DOCUMENT SECTION: Begin
Thick Shell Theory (Degenerate Solid)
Theory and Physics
What is a Degenerated Solid Shell?
Professor, what is a "degenerated solid"? Is it a hybrid of shell and solid elements?
Exactly. The Degenerated Solid Shell Element is created by degenerating (reducing) the degrees of freedom in the thickness direction of a 3D solid element into a shell element. It was proposed by Ahmad-Irons-Zienkiewicz (1970).
The concept is simple:
1. Start with a 3D solid element having nodes on its top and bottom surfaces.
2. Use the displacement of the mid-surface and the rotation angle about the normal direction as degrees of freedom.
3. Assume a linear displacement distribution in the thickness direction (Mindlin assumption).
Starting from 3D and adding assumptions to make it 2D. That's the opposite approach of conventional shell theory.
Yes. Conventional shell theory starts from 2D equations, but the degenerated solid approach starts from 3D and "degenerates the unused degrees of freedom." The result converges to the same Mindlin shell, but the implementation is simpler because it's based on 3D.
Handling Thick Shells
What is meant by a "thick shell"?
Shells with moderate thickness where $R/t$ is around 10 to 30. It's the intermediate region, neither thin ($R/t > 30$) nor thick ($R/t < 10$, essentially solid).
For thick shells:
- Shear deformation cannot be ignored.
- The through-thickness stress $\sigma_z$ is not exactly zero.
- Membrane-bending coupling is strong.
Can Mindlin shell elements handle this?
They can handle shear deformation, but $\sigma_z \neq 0$ cannot be treated by conventional shell elements. To handle this, you need solid shell elements (shell elements with displacement degrees of freedom in the thickness direction) or solid elements.
Solid Shell Elements
What kind of elements are "solid shells"?
They look like solid elements (HEX8 or HEX20), but their internal formulation is optimized for shells.
| Element | Solver | Features |
|---|---|---|
| SC8R | Abaqus | 8-node solid shell. Reduced integration + anti-locking measures |
| SOLSH190 | Ansys | Solid shell. Bending representation with one element in thickness direction |
| CHEXA(solid-shell) | LS-DYNA | LSDYNA implementation of solid shell |
What are the advantages of solid shells?
Summary
Let me organize the thick shell theory.
DOCUMENT SECTION: End
DIRECTIONS: Extend the thick shell theory dialogue, picking up right after its last line. The records have nothing to do with this.
RECORDS PROVIDED: Begin
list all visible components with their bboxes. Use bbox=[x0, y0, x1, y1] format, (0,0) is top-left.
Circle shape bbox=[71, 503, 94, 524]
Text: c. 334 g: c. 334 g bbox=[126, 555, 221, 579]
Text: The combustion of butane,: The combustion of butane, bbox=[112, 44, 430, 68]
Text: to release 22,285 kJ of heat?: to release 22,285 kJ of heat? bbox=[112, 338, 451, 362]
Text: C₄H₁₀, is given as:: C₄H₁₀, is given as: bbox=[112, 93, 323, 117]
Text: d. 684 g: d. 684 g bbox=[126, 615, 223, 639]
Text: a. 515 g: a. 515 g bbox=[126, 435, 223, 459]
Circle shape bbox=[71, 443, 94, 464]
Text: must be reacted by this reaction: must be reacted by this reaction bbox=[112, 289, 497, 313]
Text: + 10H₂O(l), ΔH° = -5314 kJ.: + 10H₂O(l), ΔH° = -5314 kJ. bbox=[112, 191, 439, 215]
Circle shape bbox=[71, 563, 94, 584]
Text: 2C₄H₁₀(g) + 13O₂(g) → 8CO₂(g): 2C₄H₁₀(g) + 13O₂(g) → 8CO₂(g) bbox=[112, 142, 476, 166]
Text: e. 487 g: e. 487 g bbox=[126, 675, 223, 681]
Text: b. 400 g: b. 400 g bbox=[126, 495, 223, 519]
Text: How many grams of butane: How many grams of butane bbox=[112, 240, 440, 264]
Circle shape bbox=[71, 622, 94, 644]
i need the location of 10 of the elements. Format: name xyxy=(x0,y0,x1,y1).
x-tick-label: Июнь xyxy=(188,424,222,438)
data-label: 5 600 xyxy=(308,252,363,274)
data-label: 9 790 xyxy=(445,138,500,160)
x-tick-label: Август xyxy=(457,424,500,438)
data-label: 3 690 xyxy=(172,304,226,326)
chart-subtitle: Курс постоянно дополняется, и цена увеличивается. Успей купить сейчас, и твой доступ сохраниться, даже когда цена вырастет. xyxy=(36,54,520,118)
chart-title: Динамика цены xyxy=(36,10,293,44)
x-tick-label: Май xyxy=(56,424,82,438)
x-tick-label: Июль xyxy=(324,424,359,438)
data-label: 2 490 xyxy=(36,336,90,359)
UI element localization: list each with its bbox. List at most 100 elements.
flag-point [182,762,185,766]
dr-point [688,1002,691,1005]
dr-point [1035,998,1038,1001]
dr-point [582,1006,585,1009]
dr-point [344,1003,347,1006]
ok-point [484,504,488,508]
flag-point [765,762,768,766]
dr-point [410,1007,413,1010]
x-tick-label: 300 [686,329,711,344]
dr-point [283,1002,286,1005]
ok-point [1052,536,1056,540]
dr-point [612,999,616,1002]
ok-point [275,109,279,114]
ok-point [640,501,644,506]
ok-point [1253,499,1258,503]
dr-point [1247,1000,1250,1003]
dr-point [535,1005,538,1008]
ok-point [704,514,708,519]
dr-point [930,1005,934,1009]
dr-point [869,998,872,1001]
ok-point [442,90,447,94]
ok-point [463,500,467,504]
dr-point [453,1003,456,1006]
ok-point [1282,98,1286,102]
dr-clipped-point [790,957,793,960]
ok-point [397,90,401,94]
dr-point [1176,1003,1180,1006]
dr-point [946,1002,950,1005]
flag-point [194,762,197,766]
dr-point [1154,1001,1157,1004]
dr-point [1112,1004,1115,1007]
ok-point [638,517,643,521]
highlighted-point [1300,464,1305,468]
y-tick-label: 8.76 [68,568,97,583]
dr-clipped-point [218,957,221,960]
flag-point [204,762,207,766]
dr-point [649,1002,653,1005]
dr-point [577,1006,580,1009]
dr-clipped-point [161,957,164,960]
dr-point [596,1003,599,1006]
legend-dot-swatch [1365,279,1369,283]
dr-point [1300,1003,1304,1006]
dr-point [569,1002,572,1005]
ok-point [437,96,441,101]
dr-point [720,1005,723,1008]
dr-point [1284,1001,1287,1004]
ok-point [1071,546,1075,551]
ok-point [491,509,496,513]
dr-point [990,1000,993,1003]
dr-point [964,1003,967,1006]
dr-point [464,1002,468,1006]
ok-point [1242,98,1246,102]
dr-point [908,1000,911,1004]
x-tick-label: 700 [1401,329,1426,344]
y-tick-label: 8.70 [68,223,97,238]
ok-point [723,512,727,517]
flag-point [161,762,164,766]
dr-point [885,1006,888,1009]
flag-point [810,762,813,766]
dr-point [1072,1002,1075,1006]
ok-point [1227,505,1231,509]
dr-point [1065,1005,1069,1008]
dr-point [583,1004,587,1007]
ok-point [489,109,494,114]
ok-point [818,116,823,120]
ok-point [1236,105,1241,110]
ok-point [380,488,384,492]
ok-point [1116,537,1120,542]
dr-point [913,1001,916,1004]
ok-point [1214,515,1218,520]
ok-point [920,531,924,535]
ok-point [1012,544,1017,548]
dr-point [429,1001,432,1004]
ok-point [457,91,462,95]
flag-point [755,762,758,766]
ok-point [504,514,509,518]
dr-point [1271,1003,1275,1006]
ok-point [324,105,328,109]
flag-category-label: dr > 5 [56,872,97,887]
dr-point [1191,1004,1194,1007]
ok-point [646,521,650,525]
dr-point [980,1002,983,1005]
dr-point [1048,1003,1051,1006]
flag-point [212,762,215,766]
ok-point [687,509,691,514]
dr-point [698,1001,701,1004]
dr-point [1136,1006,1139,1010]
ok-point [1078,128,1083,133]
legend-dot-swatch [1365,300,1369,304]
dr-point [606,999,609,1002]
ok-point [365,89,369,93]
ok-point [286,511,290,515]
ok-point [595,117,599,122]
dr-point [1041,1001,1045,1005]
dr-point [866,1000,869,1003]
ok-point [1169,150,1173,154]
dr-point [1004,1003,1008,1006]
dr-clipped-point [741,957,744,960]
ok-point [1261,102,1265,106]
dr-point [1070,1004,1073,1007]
RECORDS PROVIDED: End
RESULT OF THIS EXERCISE:
Key points:
- Degenerated solid — Creating a shell by degenerating the thickness direction from a 3D solid
- Intermediate region $R/t = 10 \sim 30$ — Neither thin nor solid
- Solid shell elements — Look like solids, behave like shells. Handle contact surfaces and $\sigma_z$
- SC8R (Abaqus), SOLSH190 (Ansys) — Representative elements
- Bending representation with one element in thickness direction — Efficient
So we choose: thin → Mindlin shell, intermediate → solid shell, thick → solid element.
Judgment based on $R/t$ is fundamental. If in doubt, solve with both and compare the results.
Mindlin-Reissner Thick Shell Theory
The Mindlin-Reissner theory, which forms the basis for thick shells, was formulated independently by Raymond Mindlin and Eric Reissner between 1945 and 1951. Unlike the Kirchhoff assumption, it allows "normals to tilt due to shear deformation," explicitly treating transverse shear strains εxz and εyz as degrees of freedom. This extends the applicable range to plates with thickness/span ratios up to about 1/5, making it an essential theory for analyzing interlaminar shear in composite laminates.
Physical Meaning of Each Term
- Inertia term (mass term): $\rho \ddot{u}$, i.e., "mass × acceleration". Have you ever experienced being thrown forward during sudden braking? That "feeling of being carried away" is precisely the inertial force. Heavier objects are harder to set in motion and harder to stop once moving. Buildings shake during earthquakes because the ground moves suddenly while the building's mass "gets left behind." In static analysis, this term is set to zero, assuming "forces are applied slowly enough that acceleration is negligible." It cannot be omitted for impact loads or vibration problems.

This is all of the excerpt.